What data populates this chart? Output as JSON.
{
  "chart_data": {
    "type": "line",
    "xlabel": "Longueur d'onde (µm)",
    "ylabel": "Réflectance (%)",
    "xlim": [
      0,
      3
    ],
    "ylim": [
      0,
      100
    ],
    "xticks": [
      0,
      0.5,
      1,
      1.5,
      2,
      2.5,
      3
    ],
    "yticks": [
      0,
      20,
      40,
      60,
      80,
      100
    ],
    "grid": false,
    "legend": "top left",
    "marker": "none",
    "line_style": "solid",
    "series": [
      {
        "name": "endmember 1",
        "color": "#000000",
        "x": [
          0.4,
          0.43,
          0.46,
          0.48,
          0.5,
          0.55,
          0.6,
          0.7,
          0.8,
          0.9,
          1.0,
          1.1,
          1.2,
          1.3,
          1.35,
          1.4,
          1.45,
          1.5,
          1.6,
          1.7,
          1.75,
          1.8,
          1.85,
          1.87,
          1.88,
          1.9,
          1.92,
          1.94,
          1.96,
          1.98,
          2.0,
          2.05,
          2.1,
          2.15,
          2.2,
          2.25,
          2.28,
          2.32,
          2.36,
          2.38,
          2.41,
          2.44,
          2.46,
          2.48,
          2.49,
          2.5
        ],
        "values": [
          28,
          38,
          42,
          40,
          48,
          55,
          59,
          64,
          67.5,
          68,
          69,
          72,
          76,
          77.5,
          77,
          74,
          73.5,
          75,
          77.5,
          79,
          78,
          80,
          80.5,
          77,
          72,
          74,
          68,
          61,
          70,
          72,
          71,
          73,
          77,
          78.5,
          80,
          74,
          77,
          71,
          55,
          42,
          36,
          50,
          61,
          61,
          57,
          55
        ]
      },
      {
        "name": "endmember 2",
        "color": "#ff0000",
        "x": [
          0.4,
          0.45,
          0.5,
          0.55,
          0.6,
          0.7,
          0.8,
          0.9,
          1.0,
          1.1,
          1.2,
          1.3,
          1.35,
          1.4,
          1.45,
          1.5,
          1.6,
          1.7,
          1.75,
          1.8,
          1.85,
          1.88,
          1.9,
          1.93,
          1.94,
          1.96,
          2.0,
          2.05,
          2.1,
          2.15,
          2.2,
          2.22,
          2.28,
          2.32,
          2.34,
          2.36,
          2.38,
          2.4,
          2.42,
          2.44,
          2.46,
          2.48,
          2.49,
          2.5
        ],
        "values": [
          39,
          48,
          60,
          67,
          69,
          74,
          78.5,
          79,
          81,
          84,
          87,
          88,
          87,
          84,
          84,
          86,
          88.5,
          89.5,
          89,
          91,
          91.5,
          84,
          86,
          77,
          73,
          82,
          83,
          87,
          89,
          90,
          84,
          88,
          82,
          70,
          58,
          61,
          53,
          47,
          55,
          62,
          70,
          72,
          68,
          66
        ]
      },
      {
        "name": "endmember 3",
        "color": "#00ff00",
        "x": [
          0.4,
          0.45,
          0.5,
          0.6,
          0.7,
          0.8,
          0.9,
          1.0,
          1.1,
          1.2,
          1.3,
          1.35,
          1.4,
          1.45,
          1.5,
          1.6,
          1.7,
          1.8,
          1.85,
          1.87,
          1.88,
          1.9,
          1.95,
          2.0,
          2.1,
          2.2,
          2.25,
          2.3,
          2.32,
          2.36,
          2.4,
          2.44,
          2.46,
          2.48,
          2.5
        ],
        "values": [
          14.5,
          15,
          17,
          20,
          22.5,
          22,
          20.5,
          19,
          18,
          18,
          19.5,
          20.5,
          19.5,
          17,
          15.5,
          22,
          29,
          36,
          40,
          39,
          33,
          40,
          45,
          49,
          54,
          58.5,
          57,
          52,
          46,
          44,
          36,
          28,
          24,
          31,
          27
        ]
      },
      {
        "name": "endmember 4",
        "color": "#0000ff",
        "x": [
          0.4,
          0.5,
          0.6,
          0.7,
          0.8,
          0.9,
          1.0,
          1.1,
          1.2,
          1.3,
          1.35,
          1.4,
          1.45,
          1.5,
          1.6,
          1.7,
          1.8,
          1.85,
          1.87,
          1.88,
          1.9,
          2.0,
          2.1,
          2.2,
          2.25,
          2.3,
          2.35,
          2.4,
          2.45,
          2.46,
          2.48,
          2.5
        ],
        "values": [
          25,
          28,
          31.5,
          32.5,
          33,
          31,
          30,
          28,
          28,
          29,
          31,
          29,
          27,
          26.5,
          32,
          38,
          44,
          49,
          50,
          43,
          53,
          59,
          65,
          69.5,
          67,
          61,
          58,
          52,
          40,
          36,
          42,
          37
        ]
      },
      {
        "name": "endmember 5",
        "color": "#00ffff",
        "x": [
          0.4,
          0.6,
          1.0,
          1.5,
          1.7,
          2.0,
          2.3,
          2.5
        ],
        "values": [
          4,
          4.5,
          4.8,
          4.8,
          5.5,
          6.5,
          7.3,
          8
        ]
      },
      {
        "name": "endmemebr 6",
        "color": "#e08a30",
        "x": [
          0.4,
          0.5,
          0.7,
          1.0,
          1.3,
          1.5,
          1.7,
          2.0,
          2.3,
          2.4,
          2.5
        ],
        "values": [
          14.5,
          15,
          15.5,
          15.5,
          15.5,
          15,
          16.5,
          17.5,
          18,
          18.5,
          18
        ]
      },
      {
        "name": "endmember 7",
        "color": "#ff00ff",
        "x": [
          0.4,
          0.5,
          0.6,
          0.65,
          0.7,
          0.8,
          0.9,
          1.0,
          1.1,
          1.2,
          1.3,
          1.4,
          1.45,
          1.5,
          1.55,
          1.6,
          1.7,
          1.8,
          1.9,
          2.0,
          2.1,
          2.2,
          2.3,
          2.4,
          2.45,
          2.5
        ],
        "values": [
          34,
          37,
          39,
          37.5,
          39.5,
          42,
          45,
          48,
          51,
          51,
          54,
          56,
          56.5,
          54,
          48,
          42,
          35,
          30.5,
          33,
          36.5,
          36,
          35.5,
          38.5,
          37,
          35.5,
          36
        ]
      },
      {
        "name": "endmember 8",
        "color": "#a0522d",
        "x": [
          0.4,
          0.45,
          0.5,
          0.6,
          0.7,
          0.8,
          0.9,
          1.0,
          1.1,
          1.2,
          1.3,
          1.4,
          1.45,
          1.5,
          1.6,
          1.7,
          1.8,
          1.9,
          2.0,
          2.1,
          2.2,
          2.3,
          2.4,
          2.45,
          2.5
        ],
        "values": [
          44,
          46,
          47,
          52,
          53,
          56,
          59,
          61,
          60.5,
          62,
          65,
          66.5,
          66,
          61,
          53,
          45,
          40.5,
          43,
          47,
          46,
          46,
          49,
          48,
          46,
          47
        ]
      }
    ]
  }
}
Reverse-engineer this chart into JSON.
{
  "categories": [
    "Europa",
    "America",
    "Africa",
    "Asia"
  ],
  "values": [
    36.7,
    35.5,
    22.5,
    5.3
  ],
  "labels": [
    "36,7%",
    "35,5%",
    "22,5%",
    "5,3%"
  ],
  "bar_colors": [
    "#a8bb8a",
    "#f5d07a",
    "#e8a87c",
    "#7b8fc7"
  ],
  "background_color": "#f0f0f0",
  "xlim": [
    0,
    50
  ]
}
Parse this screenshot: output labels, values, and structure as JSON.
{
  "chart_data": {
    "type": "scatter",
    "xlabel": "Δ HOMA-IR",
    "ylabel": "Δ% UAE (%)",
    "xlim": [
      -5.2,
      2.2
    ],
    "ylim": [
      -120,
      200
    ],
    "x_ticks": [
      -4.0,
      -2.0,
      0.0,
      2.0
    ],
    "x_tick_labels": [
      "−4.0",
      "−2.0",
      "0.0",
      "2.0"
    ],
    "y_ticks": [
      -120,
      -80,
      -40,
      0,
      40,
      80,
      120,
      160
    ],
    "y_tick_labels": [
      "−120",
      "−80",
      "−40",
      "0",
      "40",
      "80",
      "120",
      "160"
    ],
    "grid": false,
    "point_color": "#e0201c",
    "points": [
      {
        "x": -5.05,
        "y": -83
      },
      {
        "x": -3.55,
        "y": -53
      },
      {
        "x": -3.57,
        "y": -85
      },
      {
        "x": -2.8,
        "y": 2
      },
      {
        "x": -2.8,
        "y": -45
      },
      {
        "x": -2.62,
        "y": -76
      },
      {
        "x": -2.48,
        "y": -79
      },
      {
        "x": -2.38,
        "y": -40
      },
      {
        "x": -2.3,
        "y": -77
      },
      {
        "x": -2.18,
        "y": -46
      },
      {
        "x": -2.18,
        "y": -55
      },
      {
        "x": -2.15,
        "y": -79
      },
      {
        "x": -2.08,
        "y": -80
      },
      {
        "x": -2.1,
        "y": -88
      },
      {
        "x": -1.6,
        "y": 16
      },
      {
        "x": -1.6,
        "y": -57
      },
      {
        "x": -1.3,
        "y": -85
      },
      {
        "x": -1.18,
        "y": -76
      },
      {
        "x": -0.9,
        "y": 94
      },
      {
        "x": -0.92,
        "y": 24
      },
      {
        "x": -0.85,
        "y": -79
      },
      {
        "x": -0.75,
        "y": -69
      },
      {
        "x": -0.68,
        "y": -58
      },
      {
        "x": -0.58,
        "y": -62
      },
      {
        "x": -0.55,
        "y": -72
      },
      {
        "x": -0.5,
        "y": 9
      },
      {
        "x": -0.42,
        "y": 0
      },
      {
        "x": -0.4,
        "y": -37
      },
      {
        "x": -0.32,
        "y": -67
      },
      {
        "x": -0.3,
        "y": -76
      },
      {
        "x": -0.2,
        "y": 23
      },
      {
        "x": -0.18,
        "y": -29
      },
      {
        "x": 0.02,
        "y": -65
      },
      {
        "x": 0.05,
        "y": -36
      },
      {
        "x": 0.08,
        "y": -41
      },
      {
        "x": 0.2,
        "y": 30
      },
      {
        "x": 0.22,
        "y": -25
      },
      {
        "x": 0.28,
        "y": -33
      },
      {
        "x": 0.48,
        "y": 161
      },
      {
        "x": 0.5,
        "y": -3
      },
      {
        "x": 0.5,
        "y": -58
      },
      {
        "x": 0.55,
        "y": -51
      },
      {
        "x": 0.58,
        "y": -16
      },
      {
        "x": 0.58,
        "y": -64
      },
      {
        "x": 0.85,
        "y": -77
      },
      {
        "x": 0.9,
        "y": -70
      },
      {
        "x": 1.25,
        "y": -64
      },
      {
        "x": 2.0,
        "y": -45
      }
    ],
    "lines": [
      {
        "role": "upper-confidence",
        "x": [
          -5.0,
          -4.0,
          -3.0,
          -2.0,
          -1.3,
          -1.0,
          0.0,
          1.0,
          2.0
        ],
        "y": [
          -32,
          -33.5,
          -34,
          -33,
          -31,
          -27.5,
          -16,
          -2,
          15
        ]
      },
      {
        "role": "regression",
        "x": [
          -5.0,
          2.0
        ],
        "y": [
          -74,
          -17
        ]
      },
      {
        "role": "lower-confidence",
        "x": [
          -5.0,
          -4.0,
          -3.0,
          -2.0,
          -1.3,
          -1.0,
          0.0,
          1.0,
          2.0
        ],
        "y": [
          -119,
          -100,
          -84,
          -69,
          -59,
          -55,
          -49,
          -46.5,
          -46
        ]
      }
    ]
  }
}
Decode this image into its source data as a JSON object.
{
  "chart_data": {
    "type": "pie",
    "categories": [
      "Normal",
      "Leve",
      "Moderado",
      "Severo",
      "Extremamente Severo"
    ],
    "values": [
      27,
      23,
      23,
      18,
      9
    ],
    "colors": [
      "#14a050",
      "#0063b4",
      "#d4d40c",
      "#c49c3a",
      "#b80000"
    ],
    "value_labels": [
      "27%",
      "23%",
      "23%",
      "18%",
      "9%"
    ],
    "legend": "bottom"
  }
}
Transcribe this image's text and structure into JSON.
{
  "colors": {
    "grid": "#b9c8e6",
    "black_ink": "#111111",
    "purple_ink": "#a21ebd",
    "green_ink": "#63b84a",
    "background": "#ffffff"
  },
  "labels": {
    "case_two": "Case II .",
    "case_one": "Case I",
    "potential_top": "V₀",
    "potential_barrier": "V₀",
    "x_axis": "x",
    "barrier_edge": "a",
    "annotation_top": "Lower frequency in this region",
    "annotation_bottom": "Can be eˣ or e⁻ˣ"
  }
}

---+---

> _Your instructions_
Reproduce every line of the listing above in which the string "JSON" appears.

> _Answer for this exercise_
What data populates this chart? Output as JSON.
Reverse-engineer this chart into JSON.
Parse this screenshot: output labels, values, and structure as JSON.
Decode this image into its source data as a JSON object.
Transcribe this image's text and structure into JSON.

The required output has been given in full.